◆ **Short exercise**:
Send back the records in full, character for character.

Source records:
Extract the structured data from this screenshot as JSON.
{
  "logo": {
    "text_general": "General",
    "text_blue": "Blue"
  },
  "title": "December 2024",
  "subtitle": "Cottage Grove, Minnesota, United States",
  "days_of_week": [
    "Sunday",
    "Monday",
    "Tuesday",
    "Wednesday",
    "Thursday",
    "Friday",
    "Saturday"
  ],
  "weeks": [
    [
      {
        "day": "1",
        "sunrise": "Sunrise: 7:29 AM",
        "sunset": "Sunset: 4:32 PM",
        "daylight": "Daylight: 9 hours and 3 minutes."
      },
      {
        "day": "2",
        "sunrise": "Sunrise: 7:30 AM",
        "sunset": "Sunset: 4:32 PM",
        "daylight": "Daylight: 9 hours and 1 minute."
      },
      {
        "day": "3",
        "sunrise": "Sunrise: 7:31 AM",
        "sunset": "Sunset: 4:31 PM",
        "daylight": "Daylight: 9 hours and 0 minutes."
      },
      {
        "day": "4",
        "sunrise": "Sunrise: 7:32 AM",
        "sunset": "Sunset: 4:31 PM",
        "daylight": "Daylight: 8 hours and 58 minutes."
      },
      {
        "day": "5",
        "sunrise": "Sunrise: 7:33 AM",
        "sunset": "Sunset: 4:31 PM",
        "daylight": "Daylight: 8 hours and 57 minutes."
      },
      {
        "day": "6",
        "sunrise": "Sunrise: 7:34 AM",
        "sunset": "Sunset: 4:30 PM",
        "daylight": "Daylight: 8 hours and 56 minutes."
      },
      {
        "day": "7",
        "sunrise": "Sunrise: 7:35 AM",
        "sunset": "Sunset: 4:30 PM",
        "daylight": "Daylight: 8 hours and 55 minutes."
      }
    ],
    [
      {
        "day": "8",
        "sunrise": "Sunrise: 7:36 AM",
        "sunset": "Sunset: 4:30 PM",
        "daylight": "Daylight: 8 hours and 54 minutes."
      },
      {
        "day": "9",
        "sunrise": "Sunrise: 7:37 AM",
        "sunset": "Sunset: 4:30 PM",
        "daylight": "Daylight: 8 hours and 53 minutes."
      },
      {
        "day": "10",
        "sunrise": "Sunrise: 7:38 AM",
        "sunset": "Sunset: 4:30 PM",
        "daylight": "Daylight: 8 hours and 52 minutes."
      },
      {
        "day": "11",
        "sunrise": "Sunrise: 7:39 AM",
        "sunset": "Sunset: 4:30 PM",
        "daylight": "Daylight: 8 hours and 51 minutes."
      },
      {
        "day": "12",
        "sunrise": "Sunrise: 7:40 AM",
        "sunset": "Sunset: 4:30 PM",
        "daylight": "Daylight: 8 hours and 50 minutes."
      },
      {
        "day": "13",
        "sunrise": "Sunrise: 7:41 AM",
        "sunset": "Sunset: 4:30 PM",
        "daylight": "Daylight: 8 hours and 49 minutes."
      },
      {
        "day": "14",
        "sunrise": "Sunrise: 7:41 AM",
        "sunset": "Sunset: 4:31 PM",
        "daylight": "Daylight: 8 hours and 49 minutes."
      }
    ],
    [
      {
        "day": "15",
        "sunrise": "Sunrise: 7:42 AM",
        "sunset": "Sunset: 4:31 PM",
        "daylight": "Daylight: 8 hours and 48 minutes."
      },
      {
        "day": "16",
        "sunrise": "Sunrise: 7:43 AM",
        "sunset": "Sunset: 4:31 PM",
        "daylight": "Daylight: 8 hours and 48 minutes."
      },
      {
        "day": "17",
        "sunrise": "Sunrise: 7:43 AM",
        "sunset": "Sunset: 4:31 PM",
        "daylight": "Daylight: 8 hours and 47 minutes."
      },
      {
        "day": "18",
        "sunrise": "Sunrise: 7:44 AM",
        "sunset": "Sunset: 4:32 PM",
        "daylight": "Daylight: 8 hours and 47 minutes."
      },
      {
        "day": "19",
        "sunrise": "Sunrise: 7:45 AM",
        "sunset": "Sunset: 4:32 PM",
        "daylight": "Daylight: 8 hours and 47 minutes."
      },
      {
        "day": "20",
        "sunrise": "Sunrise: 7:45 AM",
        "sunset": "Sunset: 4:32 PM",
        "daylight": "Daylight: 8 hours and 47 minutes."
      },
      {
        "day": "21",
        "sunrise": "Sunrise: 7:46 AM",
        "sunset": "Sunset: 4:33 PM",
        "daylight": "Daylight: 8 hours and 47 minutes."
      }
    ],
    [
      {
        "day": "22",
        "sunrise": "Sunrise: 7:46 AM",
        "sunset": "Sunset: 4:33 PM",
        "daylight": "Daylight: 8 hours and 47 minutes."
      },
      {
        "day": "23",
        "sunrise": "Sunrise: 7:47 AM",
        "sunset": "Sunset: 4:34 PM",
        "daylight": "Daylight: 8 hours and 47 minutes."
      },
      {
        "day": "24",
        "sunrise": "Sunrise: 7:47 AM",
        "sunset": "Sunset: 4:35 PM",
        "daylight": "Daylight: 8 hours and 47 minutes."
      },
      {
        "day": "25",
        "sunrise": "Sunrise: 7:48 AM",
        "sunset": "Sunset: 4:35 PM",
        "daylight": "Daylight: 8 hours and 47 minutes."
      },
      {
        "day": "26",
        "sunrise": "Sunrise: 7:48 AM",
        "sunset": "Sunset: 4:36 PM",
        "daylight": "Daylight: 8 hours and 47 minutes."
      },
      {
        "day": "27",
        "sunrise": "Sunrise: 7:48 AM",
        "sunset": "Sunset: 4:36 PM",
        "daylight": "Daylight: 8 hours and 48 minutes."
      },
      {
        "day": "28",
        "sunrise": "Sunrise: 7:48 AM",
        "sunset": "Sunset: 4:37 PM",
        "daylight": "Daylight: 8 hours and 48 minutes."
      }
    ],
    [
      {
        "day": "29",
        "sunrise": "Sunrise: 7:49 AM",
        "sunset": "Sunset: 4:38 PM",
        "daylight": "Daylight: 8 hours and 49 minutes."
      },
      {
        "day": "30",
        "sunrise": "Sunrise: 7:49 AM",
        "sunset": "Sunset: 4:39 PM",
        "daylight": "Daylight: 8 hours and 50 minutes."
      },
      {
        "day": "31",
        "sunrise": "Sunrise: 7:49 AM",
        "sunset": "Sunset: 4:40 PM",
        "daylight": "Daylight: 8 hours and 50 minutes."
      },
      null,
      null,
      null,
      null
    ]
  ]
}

◆ **The answer**:
Extract the structured data from this screenshot as JSON.
{
  "logo": {
    "text_general": "General",
    "text_blue": "Blue"
  },
  "title": "December 2024",
  "subtitle": "Cottage Grove, Minnesota, United States",
  "days_of_week": [
    "Sunday",
    "Monday",
    "Tuesday",
    "Wednesday",
    "Thursday",
    "Friday",
    "Saturday"
  ],
  "weeks": [
    [
      {
        "day": "1",
        "sunrise": "Sunrise: 7:29 AM",
        "sunset": "Sunset: 4:32 PM",
        "daylight": "Daylight: 9 hours and 3 minutes."
      },
      {
        "day": "2",
        "sunrise": "Sunrise: 7:30 AM",
        "sunset": "Sunset: 4:32 PM",
        "daylight": "Daylight: 9 hours and 1 minute."
      },
      {
        "day": "3",
        "sunrise": "Sunrise: 7:31 AM",
        "sunset": "Sunset: 4:31 PM",
        "daylight": "Daylight: 9 hours and 0 minutes."
      },
      {
        "day": "4",
        "sunrise": "Sunrise: 7:32 AM",
        "sunset": "Sunset: 4:31 PM",
        "daylight": "Daylight: 8 hours and 58 minutes."
      },
      {
        "day": "5",
        "sunrise": "Sunrise: 7:33 AM",
        "sunset": "Sunset: 4:31 PM",
        "daylight": "Daylight: 8 hours and 57 minutes."
      },
      {
        "day": "6",
        "sunrise": "Sunrise: 7:34 AM",
        "sunset": "Sunset: 4:30 PM",
        "daylight": "Daylight: 8 hours and 56 minutes."
      },
      {
        "day": "7",
        "sunrise": "Sunrise: 7:35 AM",
        "sunset": "Sunset: 4:30 PM",
        "daylight": "Daylight: 8 hours and 55 minutes."
      }
    ],
    [
      {
        "day": "8",
        "sunrise": "Sunrise: 7:36 AM",
        "sunset": "Sunset: 4:30 PM",
        "daylight": "Daylight: 8 hours and 54 minutes."
      },
      {
        "day": "9",
        "sunrise": "Sunrise: 7:37 AM",
        "sunset": "Sunset: 4:30 PM",
        "daylight": "Daylight: 8 hours and 53 minutes."
      },
      {
        "day": "10",
        "sunrise": "Sunrise: 7:38 AM",
        "sunset": "Sunset: 4:30 PM",
        "daylight": "Daylight: 8 hours and 52 minutes."
      },
      {
        "day": "11",
        "sunrise": "Sunrise: 7:39 AM",
        "sunset": "Sunset: 4:30 PM",
        "daylight": "Daylight: 8 hours and 51 minutes."
      },
      {
        "day": "12",
        "sunrise": "Sunrise: 7:40 AM",
        "sunset": "Sunset: 4:30 PM",
        "daylight": "Daylight: 8 hours and 50 minutes."
      },
      {
        "day": "13",
        "sunrise": "Sunrise: 7:41 AM",
        "sunset": "Sunset: 4:30 PM",
        "daylight": "Daylight: 8 hours and 49 minutes."
      },
      {
        "day": "14",
        "sunrise": "Sunrise: 7:41 AM",
        "sunset": "Sunset: 4:31 PM",
        "daylight": "Daylight: 8 hours and 49 minutes."
      }
    ],
    [
      {
        "day": "15",
        "sunrise": "Sunrise: 7:42 AM",
        "sunset": "Sunset: 4:31 PM",
        "daylight": "Daylight: 8 hours and 48 minutes."
      },
      {
        "day": "16",
        "sunrise": "Sunrise: 7:43 AM",
        "sunset": "Sunset: 4:31 PM",
        "daylight": "Daylight: 8 hours and 48 minutes."
      },
      {
        "day": "17",
        "sunrise": "Sunrise: 7:43 AM",
        "sunset": "Sunset: 4:31 PM",
        "daylight": "Daylight: 8 hours and 47 minutes."
      },
      {
        "day": "18",
        "sunrise": "Sunrise: 7:44 AM",
        "sunset": "Sunset: 4:32 PM",
        "daylight": "Daylight: 8 hours and 47 minutes."
      },
      {
        "day": "19",
        "sunrise": "Sunrise: 7:45 AM",
        "sunset": "Sunset: 4:32 PM",
        "daylight": "Daylight: 8 hours and 47 minutes."
      },
      {
        "day": "20",
        "sunrise": "Sunrise: 7:45 AM",
        "sunset": "Sunset: 4:32 PM",
        "daylight": "Daylight: 8 hours and 47 minutes."
      },
      {
        "day": "21",
        "sunrise": "Sunrise: 7:46 AM",
        "sunset": "Sunset: 4:33 PM",
        "daylight": "Daylight: 8 hours and 47 minutes."
      }
    ],
    [
      {
        "day": "22",
        "sunrise": "Sunrise: 7:46 AM",
        "sunset": "Sunset: 4:33 PM",
        "daylight": "Daylight: 8 hours and 47 minutes."
      },
      {
        "day": "23",
        "sunrise": "Sunrise: 7:47 AM",
        "sunset": "Sunset: 4:34 PM",
        "daylight": "Daylight: 8 hours and 47 minutes."
      },
      {
        "day": "24",
        "sunrise": "Sunrise: 7:47 AM",
        "sunset": "Sunset: 4:35 PM",
        "daylight": "Daylight: 8 hours and 47 minutes."
      },
      {
        "day": "25",
        "sunrise": "Sunrise: 7:48 AM",
        "sunset": "Sunset: 4:35 PM",
        "daylight": "Daylight: 8 hours and 47 minutes."
      },
      {
        "day": "26",
        "sunrise": "Sunrise: 7:48 AM",
        "sunset": "Sunset: 4:36 PM",
        "daylight": "Daylight: 8 hours and 47 minutes."
      },
      {
        "day": "27",
        "sunrise": "Sunrise: 7:48 AM",
        "sunset": "Sunset: 4:36 PM",
        "daylight": "Daylight: 8 hours and 48 minutes."
      },
      {
        "day": "28",
        "sunrise": "Sunrise: 7:48 AM",
        "sunset": "Sunset: 4:37 PM",
        "daylight": "Daylight: 8 hours and 48 minutes."
      }
    ],
    [
      {
        "day": "29",
        "sunrise": "Sunrise: 7:49 AM",
        "sunset": "Sunset: 4:38 PM",
        "daylight": "Daylight: 8 hours and 49 minutes."
      },
      {
        "day": "30",
        "sunrise": "Sunrise: 7:49 AM",
        "sunset": "Sunset: 4:39 PM",
        "daylight": "Daylight: 8 hours and 50 minutes."
      },
      {
        "day": "31",
        "sunrise": "Sunrise: 7:49 AM",
        "sunset": "Sunset: 4:40 PM",
        "daylight": "Daylight: 8 hours and 50 minutes."
      },
      null,
      null,
      null,
      null
    ]
  ]
}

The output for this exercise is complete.